■ Objective ■
Retype the material that follows, keeping every word as it is.

■ Input for this task ■
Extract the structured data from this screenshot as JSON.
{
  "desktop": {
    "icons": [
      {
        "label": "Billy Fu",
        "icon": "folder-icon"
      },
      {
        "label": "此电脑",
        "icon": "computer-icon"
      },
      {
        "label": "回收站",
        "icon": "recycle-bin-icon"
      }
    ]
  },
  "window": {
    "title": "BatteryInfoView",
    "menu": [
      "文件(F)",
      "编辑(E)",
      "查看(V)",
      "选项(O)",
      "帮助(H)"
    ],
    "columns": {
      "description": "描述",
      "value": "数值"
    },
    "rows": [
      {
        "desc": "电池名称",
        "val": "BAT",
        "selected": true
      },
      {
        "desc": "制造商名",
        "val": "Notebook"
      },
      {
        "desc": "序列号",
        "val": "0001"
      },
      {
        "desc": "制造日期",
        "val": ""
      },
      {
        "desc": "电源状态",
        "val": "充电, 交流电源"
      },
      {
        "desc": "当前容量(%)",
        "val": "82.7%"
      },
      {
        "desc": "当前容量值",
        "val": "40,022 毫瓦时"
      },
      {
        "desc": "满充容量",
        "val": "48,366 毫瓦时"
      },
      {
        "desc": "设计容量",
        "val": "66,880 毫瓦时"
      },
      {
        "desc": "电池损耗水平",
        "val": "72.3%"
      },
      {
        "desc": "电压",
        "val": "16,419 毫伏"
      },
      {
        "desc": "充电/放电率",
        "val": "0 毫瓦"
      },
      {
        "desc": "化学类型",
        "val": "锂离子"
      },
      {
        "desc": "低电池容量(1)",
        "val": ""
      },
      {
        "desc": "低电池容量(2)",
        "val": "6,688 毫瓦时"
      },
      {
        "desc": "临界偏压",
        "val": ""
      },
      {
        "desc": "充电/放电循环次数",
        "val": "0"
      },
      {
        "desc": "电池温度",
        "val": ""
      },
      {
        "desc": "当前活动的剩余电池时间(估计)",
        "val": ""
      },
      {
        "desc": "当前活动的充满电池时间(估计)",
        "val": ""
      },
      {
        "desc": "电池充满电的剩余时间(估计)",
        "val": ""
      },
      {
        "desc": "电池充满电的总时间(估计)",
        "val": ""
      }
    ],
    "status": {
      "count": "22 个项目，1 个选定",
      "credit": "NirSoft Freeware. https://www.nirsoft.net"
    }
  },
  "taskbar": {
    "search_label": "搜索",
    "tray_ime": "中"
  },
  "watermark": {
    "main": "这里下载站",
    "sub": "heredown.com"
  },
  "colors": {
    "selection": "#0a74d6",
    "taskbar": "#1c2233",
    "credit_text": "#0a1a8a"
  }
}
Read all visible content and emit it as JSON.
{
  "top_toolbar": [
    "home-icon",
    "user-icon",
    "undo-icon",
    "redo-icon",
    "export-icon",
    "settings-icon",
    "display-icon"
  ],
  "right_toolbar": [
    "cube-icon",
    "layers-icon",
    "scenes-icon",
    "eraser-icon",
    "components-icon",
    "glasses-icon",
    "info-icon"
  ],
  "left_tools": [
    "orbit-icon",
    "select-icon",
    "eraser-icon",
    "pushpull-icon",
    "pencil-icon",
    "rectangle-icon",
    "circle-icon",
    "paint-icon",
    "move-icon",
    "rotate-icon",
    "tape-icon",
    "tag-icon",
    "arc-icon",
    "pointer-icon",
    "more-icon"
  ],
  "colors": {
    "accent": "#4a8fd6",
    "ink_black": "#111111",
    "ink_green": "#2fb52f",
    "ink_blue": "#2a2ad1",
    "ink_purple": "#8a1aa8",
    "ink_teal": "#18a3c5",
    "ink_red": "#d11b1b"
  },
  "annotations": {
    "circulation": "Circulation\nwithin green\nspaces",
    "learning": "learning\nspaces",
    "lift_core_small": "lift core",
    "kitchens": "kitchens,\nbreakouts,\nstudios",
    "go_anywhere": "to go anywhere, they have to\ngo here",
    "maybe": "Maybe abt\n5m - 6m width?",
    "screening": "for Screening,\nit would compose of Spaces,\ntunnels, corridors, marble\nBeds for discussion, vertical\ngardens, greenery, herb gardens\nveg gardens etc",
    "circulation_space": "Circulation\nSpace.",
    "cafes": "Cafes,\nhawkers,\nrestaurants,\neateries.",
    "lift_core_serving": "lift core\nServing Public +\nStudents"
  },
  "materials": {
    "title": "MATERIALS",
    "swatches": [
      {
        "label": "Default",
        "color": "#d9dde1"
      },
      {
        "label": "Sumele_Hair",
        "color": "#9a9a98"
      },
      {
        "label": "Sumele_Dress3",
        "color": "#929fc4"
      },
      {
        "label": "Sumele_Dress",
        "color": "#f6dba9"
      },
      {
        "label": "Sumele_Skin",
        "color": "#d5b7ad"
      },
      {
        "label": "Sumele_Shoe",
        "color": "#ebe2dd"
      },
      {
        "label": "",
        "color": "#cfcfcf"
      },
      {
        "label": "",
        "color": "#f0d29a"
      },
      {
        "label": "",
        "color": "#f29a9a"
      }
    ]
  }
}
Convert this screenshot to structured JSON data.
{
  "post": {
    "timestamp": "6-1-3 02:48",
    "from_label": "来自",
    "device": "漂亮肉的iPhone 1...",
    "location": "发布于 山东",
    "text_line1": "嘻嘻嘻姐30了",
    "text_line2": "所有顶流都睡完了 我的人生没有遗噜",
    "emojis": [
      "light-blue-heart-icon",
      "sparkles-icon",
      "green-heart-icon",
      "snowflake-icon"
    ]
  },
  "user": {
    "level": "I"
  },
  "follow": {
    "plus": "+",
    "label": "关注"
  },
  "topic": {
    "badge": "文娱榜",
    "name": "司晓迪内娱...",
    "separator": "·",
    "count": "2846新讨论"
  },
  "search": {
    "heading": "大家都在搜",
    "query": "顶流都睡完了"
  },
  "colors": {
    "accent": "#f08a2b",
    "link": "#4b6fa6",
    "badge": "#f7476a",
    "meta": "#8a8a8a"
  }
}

■ Output below ■
Extract the structured data from this screenshot as JSON.
{
  "desktop": {
    "icons": [
      {
        "label": "Billy Fu",
        "icon": "folder-icon"
      },
      {
        "label": "此电脑",
        "icon": "computer-icon"
      },
      {
        "label": "回收站",
        "icon": "recycle-bin-icon"
      }
    ]
  },
  "window": {
    "title": "BatteryInfoView",
    "menu": [
      "文件(F)",
      "编辑(E)",
      "查看(V)",
      "选项(O)",
      "帮助(H)"
    ],
    "columns": {
      "description": "描述",
      "value": "数值"
    },
    "rows": [
      {
        "desc": "电池名称",
        "val": "BAT",
        "selected": true
      },
      {
        "desc": "制造商名",
        "val": "Notebook"
      },
      {
        "desc": "序列号",
        "val": "0001"
      },
      {
        "desc": "制造日期",
        "val": ""
      },
      {
        "desc": "电源状态",
        "val": "充电, 交流电源"
      },
      {
        "desc": "当前容量(%)",
        "val": "82.7%"
      },
      {
        "desc": "当前容量值",
        "val": "40,022 毫瓦时"
      },
      {
        "desc": "满充容量",
        "val": "48,366 毫瓦时"
      },
      {
        "desc": "设计容量",
        "val": "66,880 毫瓦时"
      },
      {
        "desc": "电池损耗水平",
        "val": "72.3%"
      },
      {
        "desc": "电压",
        "val": "16,419 毫伏"
      },
      {
        "desc": "充电/放电率",
        "val": "0 毫瓦"
      },
      {
        "desc": "化学类型",
        "val": "锂离子"
      },
      {
        "desc": "低电池容量(1)",
        "val": ""
      },
      {
        "desc": "低电池容量(2)",
        "val": "6,688 毫瓦时"
      },
      {
        "desc": "临界偏压",
        "val": ""
      },
      {
        "desc": "充电/放电循环次数",
        "val": "0"
      },
      {
        "desc": "电池温度",
        "val": ""
      },
      {
        "desc": "当前活动的剩余电池时间(估计)",
        "val": ""
      },
      {
        "desc": "当前活动的充满电池时间(估计)",
        "val": ""
      },
      {
        "desc": "电池充满电的剩余时间(估计)",
        "val": ""
      },
      {
        "desc": "电池充满电的总时间(估计)",
        "val": ""
      }
    ],
    "status": {
      "count": "22 个项目，1 个选定",
      "credit": "NirSoft Freeware. https://www.nirsoft.net"
    }
  },
  "taskbar": {
    "search_label": "搜索",
    "tray_ime": "中"
  },
  "watermark": {
    "main": "这里下载站",
    "sub": "heredown.com"
  },
  "colors": {
    "selection": "#0a74d6",
    "taskbar": "#1c2233",
    "credit_text": "#0a1a8a"
  }
}
Read all visible content and emit it as JSON.
{
  "top_toolbar": [
    "home-icon",
    "user-icon",
    "undo-icon",
    "redo-icon",
    "export-icon",
    "settings-icon",
    "display-icon"
  ],
  "right_toolbar": [
    "cube-icon",
    "layers-icon",
    "scenes-icon",
    "eraser-icon",
    "components-icon",
    "glasses-icon",
    "info-icon"
  ],
  "left_tools": [
    "orbit-icon",
    "select-icon",
    "eraser-icon",
    "pushpull-icon",
    "pencil-icon",
    "rectangle-icon",
    "circle-icon",
    "paint-icon",
    "move-icon",
    "rotate-icon",
    "tape-icon",
    "tag-icon",
    "arc-icon",
    "pointer-icon",
    "more-icon"
  ],
  "colors": {
    "accent": "#4a8fd6",
    "ink_black": "#111111",
    "ink_green": "#2fb52f",
    "ink_blue": "#2a2ad1",
    "ink_purple": "#8a1aa8",
    "ink_teal": "#18a3c5",
    "ink_red": "#d11b1b"
  },
  "annotations": {
    "circulation": "Circulation\nwithin green\nspaces",
    "learning": "learning\nspaces",
    "lift_core_small": "lift core",
    "kitchens": "kitchens,\nbreakouts,\nstudios",
    "go_anywhere": "to go anywhere, they have to\ngo here",
    "maybe": "Maybe abt\n5m - 6m width?",
    "screening": "for Screening,\nit would compose of Spaces,\ntunnels, corridors, marble\nBeds for discussion, vertical\ngardens, greenery, herb gardens\nveg gardens etc",
    "circulation_space": "Circulation\nSpace.",
    "cafes": "Cafes,\nhawkers,\nrestaurants,\neateries.",
    "lift_core_serving": "lift core\nServing Public +\nStudents"
  },
  "materials": {
    "title": "MATERIALS",
    "swatches": [
      {
        "label": "Default",
        "color": "#d9dde1"
      },
      {
        "label": "Sumele_Hair",
        "color": "#9a9a98"
      },
      {
        "label": "Sumele_Dress3",
        "color": "#929fc4"
      },
      {
        "label": "Sumele_Dress",
        "color": "#f6dba9"
      },
      {
        "label": "Sumele_Skin",
        "color": "#d5b7ad"
      },
      {
        "label": "Sumele_Shoe",
        "color": "#ebe2dd"
      },
      {
        "label": "",
        "color": "#cfcfcf"
      },
      {
        "label": "",
        "color": "#f0d29a"
      },
      {
        "label": "",
        "color": "#f29a9a"
      }
    ]
  }
}
Convert this screenshot to structured JSON data.
{
  "post": {
    "timestamp": "6-1-3 02:48",
    "from_label": "来自",
    "device": "漂亮肉的iPhone 1...",
    "location": "发布于 山东",
    "text_line1": "嘻嘻嘻姐30了",
    "text_line2": "所有顶流都睡完了 我的人生没有遗噜",
    "emojis": [
      "light-blue-heart-icon",
      "sparkles-icon",
      "green-heart-icon",
      "snowflake-icon"
    ]
  },
  "user": {
    "level": "I"
  },
  "follow": {
    "plus": "+",
    "label": "关注"
  },
  "topic": {
    "badge": "文娱榜",
    "name": "司晓迪内娱...",
    "separator": "·",
    "count": "2846新讨论"
  },
  "search": {
    "heading": "大家都在搜",
    "query": "顶流都睡完了"
  },
  "colors": {
    "accent": "#f08a2b",
    "link": "#4b6fa6",
    "badge": "#f7476a",
    "meta": "#8a8a8a"
  }
}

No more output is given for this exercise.